### [The input]

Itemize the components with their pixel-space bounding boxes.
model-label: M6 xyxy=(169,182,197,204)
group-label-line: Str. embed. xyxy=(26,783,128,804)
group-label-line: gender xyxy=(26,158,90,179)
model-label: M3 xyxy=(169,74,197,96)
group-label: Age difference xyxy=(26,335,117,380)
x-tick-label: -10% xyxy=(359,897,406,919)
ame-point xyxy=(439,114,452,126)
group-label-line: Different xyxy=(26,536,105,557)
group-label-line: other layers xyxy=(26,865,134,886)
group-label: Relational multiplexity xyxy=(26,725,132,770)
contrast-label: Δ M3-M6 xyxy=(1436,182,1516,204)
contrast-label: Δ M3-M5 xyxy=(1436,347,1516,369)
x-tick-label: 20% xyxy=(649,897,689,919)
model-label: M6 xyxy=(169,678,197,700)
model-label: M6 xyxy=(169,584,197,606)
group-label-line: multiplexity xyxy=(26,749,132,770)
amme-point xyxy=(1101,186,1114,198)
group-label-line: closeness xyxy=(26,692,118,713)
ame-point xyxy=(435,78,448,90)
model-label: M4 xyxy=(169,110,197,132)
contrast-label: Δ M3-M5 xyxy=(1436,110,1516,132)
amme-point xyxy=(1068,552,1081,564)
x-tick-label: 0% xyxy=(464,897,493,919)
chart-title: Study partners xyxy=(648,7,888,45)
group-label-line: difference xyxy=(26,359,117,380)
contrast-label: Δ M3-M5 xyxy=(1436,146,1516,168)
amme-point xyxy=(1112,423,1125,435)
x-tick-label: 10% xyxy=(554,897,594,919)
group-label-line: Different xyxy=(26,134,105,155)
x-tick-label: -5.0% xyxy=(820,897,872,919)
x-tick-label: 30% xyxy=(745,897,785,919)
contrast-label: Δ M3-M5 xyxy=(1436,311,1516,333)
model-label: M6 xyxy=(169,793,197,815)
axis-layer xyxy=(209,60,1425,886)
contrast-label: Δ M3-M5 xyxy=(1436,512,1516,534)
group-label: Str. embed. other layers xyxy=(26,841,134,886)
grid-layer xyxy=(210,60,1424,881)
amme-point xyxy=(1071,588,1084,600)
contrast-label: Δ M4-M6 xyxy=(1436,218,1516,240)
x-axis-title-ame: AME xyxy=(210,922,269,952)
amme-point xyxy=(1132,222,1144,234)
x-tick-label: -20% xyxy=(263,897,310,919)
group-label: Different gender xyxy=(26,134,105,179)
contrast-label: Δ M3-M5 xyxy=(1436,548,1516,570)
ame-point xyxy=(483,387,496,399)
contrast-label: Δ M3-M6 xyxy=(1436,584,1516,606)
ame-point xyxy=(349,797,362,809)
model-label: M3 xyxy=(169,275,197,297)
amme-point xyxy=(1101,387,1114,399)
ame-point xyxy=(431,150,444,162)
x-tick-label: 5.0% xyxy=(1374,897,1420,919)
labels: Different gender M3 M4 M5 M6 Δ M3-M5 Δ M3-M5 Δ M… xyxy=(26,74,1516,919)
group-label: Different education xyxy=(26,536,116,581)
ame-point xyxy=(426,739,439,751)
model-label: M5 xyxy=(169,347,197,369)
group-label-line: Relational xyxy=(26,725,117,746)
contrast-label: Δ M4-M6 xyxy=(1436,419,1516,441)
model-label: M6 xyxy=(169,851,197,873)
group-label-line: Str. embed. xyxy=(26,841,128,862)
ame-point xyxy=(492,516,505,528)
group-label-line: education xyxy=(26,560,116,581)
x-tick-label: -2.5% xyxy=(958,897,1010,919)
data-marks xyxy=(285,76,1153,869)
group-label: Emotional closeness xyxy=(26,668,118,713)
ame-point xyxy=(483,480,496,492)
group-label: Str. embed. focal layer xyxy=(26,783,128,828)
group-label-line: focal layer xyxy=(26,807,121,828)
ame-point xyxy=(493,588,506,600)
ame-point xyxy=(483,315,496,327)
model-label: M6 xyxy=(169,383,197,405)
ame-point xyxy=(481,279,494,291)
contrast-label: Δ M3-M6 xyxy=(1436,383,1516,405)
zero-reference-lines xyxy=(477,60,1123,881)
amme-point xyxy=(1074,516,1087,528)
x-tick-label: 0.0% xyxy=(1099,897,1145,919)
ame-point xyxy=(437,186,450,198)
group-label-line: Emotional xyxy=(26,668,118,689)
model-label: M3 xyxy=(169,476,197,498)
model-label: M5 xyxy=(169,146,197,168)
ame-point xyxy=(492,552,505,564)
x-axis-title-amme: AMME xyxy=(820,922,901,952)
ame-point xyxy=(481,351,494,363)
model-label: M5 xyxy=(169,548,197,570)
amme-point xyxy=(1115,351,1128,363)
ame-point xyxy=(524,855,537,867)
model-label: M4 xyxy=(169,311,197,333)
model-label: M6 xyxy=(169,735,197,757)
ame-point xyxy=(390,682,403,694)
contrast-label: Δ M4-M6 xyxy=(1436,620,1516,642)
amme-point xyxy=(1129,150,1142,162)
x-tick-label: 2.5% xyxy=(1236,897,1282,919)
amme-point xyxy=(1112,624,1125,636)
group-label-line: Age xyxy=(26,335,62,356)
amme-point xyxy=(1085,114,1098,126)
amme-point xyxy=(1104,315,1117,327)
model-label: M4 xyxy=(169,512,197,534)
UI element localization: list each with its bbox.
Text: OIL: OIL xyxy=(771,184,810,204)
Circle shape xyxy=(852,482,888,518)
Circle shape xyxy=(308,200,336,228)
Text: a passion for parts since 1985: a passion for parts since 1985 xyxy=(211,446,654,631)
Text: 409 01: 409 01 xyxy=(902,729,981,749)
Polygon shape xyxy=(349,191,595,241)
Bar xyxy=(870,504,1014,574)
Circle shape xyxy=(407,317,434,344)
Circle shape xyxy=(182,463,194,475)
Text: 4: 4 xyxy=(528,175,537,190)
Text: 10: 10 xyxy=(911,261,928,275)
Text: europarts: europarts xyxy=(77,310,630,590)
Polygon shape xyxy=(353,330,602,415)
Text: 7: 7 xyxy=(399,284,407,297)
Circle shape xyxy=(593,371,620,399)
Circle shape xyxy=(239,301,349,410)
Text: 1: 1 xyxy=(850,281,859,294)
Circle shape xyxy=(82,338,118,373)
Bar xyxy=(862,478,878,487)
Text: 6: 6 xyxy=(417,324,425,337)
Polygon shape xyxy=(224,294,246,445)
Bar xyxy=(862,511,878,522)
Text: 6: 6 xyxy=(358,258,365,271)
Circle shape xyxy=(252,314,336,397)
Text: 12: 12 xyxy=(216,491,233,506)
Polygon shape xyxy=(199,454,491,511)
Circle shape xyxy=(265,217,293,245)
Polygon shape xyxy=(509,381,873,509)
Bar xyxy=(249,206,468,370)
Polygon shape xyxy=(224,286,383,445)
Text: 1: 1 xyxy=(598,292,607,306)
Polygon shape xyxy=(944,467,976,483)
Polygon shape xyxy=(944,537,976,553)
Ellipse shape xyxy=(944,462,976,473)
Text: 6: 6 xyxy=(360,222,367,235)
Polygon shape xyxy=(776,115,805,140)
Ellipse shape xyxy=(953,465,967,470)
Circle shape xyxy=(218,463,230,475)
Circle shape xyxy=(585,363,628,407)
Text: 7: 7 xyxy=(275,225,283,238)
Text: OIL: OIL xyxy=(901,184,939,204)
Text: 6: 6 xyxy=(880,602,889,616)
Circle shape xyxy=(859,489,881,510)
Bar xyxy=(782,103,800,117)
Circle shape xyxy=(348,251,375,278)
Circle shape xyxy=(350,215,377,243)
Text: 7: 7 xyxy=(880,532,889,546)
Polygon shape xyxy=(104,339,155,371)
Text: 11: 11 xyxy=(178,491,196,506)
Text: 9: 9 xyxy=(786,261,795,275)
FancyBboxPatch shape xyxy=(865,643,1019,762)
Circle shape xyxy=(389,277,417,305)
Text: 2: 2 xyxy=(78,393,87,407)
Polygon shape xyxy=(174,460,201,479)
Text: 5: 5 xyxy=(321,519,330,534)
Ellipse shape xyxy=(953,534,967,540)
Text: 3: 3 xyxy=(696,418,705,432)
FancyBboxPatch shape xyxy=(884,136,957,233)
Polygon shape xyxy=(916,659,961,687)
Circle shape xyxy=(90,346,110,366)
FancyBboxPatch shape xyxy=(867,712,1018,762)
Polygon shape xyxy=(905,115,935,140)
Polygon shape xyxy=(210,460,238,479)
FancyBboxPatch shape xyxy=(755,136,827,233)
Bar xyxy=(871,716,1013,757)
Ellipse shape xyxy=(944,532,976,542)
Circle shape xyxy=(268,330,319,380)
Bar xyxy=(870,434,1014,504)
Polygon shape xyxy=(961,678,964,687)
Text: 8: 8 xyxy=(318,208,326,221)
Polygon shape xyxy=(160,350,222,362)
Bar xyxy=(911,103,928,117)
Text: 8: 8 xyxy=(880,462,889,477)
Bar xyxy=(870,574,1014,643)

### [Do this]
Extract the lines of the records verbatim, starting at the first line of the records and ending at the line that contains "group-label-line: Different xyxy=(26,536,105,557)", with both of those lines included.

### [Complete response]
Itemize the components with their pixel-space bounding boxes.
model-label: M6 xyxy=(169,182,197,204)
group-label-line: Str. embed. xyxy=(26,783,128,804)
group-label-line: gender xyxy=(26,158,90,179)
model-label: M3 xyxy=(169,74,197,96)
group-label: Age difference xyxy=(26,335,117,380)
x-tick-label: -10% xyxy=(359,897,406,919)
ame-point xyxy=(439,114,452,126)
group-label-line: Different xyxy=(26,536,105,557)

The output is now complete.